■ What the task asks:
Locate all lines in the data below that hold "Enseignants" and show them.

■ Entries taken from a collection:

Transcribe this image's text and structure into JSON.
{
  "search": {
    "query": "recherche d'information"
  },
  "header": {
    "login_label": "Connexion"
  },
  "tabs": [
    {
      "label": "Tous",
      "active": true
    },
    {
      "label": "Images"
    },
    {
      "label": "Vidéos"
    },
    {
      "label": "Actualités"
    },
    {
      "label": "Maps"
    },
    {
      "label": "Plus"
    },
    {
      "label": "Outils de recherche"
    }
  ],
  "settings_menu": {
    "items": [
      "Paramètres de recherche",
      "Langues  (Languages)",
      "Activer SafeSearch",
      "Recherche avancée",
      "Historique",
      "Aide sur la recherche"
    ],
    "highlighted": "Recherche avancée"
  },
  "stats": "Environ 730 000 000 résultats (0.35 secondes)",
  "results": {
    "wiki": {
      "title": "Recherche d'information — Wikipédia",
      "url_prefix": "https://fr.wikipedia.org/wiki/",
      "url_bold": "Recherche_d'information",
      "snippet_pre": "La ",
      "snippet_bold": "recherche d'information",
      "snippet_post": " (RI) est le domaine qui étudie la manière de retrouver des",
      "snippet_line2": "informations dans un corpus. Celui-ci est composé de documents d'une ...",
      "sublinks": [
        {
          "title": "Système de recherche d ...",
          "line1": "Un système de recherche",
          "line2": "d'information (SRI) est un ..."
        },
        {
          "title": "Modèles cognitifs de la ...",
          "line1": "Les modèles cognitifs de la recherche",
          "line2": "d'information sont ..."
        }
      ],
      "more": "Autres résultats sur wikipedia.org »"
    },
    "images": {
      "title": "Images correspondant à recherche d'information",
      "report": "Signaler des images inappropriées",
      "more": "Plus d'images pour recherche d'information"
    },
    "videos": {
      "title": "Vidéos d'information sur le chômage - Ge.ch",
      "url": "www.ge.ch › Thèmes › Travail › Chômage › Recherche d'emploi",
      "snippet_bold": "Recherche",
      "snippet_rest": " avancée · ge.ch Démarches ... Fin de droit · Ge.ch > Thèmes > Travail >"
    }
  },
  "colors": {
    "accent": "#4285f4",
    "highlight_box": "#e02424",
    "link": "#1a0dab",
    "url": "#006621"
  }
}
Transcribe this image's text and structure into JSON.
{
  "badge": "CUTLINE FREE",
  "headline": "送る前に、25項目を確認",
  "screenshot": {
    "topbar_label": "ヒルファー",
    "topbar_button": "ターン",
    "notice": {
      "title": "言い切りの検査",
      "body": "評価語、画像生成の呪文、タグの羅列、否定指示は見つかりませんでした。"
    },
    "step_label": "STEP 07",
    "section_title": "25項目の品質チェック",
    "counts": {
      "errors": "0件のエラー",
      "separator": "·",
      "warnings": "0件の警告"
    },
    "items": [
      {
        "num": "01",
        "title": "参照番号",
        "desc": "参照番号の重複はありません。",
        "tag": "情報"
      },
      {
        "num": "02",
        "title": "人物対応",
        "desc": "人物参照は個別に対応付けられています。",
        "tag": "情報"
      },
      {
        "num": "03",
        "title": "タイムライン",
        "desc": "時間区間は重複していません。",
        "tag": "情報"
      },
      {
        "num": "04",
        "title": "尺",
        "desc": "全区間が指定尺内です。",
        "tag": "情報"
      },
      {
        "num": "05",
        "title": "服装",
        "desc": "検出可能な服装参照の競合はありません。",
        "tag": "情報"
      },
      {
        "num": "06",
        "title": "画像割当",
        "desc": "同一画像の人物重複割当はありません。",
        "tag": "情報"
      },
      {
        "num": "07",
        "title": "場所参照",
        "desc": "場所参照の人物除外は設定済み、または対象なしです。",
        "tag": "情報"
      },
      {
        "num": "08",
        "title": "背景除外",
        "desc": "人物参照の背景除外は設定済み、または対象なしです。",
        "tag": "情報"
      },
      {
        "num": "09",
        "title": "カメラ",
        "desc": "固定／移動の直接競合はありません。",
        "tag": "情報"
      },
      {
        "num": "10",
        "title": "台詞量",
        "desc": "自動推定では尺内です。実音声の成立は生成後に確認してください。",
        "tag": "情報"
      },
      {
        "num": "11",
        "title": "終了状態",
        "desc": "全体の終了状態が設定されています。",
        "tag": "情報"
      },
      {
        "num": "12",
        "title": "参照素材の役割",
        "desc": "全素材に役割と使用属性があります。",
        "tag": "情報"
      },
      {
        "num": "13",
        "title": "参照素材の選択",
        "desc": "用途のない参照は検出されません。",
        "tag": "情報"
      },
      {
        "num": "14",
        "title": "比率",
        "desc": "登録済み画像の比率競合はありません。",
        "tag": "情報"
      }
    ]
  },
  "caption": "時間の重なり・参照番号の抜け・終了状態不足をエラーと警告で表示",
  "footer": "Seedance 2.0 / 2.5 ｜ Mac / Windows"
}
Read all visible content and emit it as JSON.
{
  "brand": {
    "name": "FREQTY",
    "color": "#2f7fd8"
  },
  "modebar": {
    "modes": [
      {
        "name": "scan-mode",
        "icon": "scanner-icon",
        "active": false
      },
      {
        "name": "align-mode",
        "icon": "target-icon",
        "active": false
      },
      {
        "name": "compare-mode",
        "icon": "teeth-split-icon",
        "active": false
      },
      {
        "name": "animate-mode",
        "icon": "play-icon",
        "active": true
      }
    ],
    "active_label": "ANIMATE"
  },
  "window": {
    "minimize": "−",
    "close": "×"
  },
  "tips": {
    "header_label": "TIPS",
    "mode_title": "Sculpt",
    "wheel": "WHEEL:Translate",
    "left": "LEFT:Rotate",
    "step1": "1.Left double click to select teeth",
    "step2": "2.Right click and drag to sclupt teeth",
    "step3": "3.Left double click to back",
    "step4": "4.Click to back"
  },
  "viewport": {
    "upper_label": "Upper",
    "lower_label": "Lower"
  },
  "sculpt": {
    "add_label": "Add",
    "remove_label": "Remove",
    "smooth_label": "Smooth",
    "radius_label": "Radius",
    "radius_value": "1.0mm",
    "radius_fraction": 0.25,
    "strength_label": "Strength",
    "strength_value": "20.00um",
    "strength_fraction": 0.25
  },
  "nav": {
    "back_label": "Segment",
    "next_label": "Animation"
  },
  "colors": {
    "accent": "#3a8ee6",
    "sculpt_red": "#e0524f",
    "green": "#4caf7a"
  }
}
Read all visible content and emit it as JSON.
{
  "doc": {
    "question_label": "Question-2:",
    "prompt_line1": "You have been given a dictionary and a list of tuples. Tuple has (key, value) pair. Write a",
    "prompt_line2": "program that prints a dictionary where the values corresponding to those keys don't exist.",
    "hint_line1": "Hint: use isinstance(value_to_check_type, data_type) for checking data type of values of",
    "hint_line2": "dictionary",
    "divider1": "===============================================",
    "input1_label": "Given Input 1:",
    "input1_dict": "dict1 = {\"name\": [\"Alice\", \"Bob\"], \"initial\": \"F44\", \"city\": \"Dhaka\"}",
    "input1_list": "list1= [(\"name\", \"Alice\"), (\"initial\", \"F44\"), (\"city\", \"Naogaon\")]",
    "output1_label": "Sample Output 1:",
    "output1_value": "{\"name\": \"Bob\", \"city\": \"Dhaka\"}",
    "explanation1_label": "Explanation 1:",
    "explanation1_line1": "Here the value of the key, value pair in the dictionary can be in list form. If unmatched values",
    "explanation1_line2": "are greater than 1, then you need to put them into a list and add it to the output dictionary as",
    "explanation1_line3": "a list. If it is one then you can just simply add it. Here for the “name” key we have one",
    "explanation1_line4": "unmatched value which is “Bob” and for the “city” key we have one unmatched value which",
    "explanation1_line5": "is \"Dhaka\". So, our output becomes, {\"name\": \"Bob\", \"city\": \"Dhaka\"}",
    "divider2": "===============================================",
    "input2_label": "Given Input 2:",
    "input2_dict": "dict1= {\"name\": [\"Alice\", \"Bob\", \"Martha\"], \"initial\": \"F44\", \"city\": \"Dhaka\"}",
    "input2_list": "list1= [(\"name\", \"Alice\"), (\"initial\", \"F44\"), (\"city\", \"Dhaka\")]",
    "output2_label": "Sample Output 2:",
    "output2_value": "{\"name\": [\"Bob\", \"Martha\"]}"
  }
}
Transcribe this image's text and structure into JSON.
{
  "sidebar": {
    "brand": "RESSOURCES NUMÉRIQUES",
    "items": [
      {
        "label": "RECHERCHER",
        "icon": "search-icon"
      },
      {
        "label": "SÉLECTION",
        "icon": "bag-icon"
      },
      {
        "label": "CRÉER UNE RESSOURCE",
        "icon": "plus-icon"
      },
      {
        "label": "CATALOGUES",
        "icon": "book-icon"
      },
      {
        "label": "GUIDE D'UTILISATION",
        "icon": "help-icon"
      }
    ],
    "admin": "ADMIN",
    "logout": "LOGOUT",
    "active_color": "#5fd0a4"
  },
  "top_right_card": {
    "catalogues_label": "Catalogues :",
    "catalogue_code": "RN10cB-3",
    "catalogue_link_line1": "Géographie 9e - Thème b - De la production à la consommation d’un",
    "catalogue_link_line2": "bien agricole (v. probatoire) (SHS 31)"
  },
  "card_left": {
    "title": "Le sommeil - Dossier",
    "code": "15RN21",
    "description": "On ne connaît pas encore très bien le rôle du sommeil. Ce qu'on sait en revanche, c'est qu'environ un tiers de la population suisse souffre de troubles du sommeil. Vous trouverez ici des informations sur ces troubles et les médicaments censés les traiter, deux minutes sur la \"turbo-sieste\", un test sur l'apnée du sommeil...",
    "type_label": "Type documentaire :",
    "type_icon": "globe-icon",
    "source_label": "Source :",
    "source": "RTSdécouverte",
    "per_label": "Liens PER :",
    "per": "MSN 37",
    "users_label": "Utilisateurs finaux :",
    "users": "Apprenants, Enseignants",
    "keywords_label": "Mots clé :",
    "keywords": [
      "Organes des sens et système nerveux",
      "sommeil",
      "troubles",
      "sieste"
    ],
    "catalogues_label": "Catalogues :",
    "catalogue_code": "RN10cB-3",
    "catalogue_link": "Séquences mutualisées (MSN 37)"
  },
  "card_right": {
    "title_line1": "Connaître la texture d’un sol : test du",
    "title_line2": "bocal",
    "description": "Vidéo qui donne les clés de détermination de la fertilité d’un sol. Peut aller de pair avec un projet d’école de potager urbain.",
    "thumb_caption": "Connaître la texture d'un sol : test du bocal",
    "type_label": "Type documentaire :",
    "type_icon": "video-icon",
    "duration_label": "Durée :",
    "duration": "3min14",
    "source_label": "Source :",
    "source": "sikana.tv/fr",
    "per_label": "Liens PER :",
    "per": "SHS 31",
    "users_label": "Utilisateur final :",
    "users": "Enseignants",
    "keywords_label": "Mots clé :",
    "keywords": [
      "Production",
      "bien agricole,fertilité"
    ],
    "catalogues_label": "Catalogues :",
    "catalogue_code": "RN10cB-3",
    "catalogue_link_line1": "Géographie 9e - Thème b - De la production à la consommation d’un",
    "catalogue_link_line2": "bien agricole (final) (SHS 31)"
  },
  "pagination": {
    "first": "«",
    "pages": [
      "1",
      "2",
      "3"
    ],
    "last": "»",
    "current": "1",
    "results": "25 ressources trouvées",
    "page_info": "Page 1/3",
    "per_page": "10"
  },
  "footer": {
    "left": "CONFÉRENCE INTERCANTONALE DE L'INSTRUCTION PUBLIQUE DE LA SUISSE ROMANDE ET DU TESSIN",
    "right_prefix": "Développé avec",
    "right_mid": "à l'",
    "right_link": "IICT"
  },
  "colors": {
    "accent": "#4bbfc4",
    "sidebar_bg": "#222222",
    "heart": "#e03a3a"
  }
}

■ Answer for this exercise:
    "users": "Apprenants, Enseignants",
    "users": "Enseignants",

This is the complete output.